*Job:*
Each of the entries should be retyped precisely as it appears.

*Material provided:*

========================================

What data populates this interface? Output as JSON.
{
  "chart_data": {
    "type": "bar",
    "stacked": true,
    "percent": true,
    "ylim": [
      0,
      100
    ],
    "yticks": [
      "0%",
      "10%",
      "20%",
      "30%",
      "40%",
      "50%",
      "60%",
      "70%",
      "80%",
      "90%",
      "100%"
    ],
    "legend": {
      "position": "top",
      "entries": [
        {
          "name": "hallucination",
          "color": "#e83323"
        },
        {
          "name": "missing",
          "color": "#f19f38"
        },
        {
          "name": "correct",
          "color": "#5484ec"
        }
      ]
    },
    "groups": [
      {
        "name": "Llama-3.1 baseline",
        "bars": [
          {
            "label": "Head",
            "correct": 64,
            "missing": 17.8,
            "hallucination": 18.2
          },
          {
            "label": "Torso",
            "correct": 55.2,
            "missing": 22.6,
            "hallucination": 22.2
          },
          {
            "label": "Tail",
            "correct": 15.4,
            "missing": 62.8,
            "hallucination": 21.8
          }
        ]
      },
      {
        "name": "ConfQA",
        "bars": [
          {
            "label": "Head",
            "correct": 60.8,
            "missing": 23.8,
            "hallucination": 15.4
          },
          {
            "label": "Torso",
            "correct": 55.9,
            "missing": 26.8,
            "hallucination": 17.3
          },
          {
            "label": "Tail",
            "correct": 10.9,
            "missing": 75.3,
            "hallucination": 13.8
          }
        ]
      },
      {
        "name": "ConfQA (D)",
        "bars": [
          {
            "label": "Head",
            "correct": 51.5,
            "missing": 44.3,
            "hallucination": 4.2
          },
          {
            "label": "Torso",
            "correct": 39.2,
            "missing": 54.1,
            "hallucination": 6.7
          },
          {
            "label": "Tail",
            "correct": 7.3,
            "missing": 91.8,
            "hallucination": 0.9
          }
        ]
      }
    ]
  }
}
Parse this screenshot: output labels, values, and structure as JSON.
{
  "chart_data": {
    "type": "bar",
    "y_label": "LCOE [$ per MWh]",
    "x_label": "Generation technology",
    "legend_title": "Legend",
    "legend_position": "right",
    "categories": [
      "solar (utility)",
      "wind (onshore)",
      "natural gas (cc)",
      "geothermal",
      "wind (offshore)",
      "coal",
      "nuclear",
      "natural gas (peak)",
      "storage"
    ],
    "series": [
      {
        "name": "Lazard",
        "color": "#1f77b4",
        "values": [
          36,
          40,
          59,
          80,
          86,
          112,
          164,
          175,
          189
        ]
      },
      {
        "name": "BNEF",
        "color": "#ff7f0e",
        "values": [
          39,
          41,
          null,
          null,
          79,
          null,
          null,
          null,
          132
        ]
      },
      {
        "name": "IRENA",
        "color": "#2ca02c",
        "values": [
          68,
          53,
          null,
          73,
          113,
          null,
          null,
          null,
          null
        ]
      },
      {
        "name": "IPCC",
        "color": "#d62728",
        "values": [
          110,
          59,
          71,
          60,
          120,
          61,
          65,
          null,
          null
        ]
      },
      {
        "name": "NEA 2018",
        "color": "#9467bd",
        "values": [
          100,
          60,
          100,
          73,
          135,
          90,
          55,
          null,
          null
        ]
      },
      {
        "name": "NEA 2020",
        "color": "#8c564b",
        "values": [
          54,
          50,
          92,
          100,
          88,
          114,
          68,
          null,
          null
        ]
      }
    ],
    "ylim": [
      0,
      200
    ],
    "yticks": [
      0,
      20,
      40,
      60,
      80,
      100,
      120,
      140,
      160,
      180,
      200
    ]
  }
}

========================================

*Written solution:*
What data populates this interface? Output as JSON.
{
  "chart_data": {
    "type": "bar",
    "stacked": true,
    "percent": true,
    "ylim": [
      0,
      100
    ],
    "yticks": [
      "0%",
      "10%",
      "20%",
      "30%",
      "40%",
      "50%",
      "60%",
      "70%",
      "80%",
      "90%",
      "100%"
    ],
    "legend": {
      "position": "top",
      "entries": [
        {
          "name": "hallucination",
          "color": "#e83323"
        },
        {
          "name": "missing",
          "color": "#f19f38"
        },
        {
          "name": "correct",
          "color": "#5484ec"
        }
      ]
    },
    "groups": [
      {
        "name": "Llama-3.1 baseline",
        "bars": [
          {
            "label": "Head",
            "correct": 64,
            "missing": 17.8,
            "hallucination": 18.2
          },
          {
            "label": "Torso",
            "correct": 55.2,
            "missing": 22.6,
            "hallucination": 22.2
          },
          {
            "label": "Tail",
            "correct": 15.4,
            "missing": 62.8,
            "hallucination": 21.8
          }
        ]
      },
      {
        "name": "ConfQA",
        "bars": [
          {
            "label": "Head",
            "correct": 60.8,
            "missing": 23.8,
            "hallucination": 15.4
          },
          {
            "label": "Torso",
            "correct": 55.9,
            "missing": 26.8,
            "hallucination": 17.3
          },
          {
            "label": "Tail",
            "correct": 10.9,
            "missing": 75.3,
            "hallucination": 13.8
          }
        ]
      },
      {
        "name": "ConfQA (D)",
        "bars": [
          {
            "label": "Head",
            "correct": 51.5,
            "missing": 44.3,
            "hallucination": 4.2
          },
          {
            "label": "Torso",
            "correct": 39.2,
            "missing": 54.1,
            "hallucination": 6.7
          },
          {
            "label": "Tail",
            "correct": 7.3,
            "missing": 91.8,
            "hallucination": 0.9
          }
        ]
      }
    ]
  }
}
Parse this screenshot: output labels, values, and structure as JSON.
{
  "chart_data": {
    "type": "bar",
    "y_label": "LCOE [$ per MWh]",
    "x_label": "Generation technology",
    "legend_title": "Legend",
    "legend_position": "right",
    "categories": [
      "solar (utility)",
      "wind (onshore)",
      "natural gas (cc)",
      "geothermal",
      "wind (offshore)",
      "coal",
      "nuclear",
      "natural gas (peak)",
      "storage"
    ],
    "series": [
      {
        "name": "Lazard",
        "color": "#1f77b4",
        "values": [
          36,
          40,
          59,
          80,
          86,
          112,
          164,
          175,
          189
        ]
      },
      {
        "name": "BNEF",
        "color": "#ff7f0e",
        "values": [
          39,
          41,
          null,
          null,
          79,
          null,
          null,
          null,
          132
        ]
      },
      {
        "name": "IRENA",
        "color": "#2ca02c",
        "values": [
          68,
          53,
          null,
          73,
          113,
          null,
          null,
          null,
          null
        ]
      },
      {
        "name": "IPCC",
        "color": "#d62728",
        "values": [
          110,
          59,
          71,
          60,
          120,
          61,
          65,
          null,
          null
        ]
      },
      {
        "name": "NEA 2018",
        "color": "#9467bd",
        "values": [
          100,
          60,
          100,
          73,
          135,
          90,
          55,
          null,
          null
        ]
      },
      {
        "name": "NEA 2020",
        "color": "#8c564b",
        "values": [
          54,
          50,
          92,
          100,
          88,
          114,
          68,
          null,
          null
        ]
      }
    ],
    "ylim": [
      0,
      200
    ],
    "yticks": [
      0,
      20,
      40,
      60,
      80,
      100,
      120,
      140,
      160,
      180,
      200
    ]
  }
}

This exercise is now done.